BEGIN Provided material
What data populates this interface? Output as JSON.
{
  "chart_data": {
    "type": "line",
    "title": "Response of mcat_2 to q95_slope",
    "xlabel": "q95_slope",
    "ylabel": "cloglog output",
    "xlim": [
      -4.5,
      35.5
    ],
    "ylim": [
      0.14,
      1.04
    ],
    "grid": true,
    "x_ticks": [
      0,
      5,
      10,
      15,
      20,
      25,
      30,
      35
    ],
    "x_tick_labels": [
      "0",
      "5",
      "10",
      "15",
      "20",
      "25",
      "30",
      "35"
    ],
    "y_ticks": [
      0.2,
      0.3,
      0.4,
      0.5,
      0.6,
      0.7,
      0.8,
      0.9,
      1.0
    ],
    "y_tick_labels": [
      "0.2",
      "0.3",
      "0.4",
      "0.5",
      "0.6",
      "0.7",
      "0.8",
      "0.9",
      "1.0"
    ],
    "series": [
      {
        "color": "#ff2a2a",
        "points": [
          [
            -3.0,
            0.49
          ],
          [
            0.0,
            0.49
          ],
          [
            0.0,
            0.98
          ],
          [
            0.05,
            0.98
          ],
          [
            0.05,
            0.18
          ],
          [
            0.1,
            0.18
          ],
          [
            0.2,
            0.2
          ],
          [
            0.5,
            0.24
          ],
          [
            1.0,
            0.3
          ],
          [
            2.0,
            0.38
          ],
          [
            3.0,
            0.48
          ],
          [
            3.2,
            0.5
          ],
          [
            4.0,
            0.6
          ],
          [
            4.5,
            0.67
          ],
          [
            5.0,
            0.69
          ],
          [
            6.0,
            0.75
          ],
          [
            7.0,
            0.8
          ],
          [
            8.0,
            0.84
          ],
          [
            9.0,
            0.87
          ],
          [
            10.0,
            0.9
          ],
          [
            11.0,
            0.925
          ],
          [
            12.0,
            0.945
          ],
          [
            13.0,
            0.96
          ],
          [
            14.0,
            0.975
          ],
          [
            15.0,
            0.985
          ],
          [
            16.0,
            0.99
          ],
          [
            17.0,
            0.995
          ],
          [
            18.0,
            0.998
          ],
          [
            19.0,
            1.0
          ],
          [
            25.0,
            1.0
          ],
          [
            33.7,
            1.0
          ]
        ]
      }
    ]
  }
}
END Provided material
Exactly as they are written, print the entries again.

• Task output
What data populates this interface? Output as JSON.
{
  "chart_data": {
    "type": "line",
    "title": "Response of mcat_2 to q95_slope",
    "xlabel": "q95_slope",
    "ylabel": "cloglog output",
    "xlim": [
      -4.5,
      35.5
    ],
    "ylim": [
      0.14,
      1.04
    ],
    "grid": true,
    "x_ticks": [
      0,
      5,
      10,
      15,
      20,
      25,
      30,
      35
    ],
    "x_tick_labels": [
      "0",
      "5",
      "10",
      "15",
      "20",
      "25",
      "30",
      "35"
    ],
    "y_ticks": [
      0.2,
      0.3,
      0.4,
      0.5,
      0.6,
      0.7,
      0.8,
      0.9,
      1.0
    ],
    "y_tick_labels": [
      "0.2",
      "0.3",
      "0.4",
      "0.5",
      "0.6",
      "0.7",
      "0.8",
      "0.9",
      "1.0"
    ],
    "series": [
      {
        "color": "#ff2a2a",
        "points": [
          [
            -3.0,
            0.49
          ],
          [
            0.0,
            0.49
          ],
          [
            0.0,
            0.98
          ],
          [
            0.05,
            0.98
          ],
          [
            0.05,
            0.18
          ],
          [
            0.1,
            0.18
          ],
          [
            0.2,
            0.2
          ],
          [
            0.5,
            0.24
          ],
          [
            1.0,
            0.3
          ],
          [
            2.0,
            0.38
          ],
          [
            3.0,
            0.48
          ],
          [
            3.2,
            0.5
          ],
          [
            4.0,
            0.6
          ],
          [
            4.5,
            0.67
          ],
          [
            5.0,
            0.69
          ],
          [
            6.0,
            0.75
          ],
          [
            7.0,
            0.8
          ],
          [
            8.0,
            0.84
          ],
          [
            9.0,
            0.87
          ],
          [
            10.0,
            0.9
          ],
          [
            11.0,
            0.925
          ],
          [
            12.0,
            0.945
          ],
          [
            13.0,
            0.96
          ],
          [
            14.0,
            0.975
          ],
          [
            15.0,
            0.985
          ],
          [
            16.0,
            0.99
          ],
          [
            17.0,
            0.995
          ],
          [
            18.0,
            0.998
          ],
          [
            19.0,
            1.0
          ],
          [
            25.0,
            1.0
          ],
          [
            33.7,
            1.0
          ]
        ]
      }
    ]
  }
}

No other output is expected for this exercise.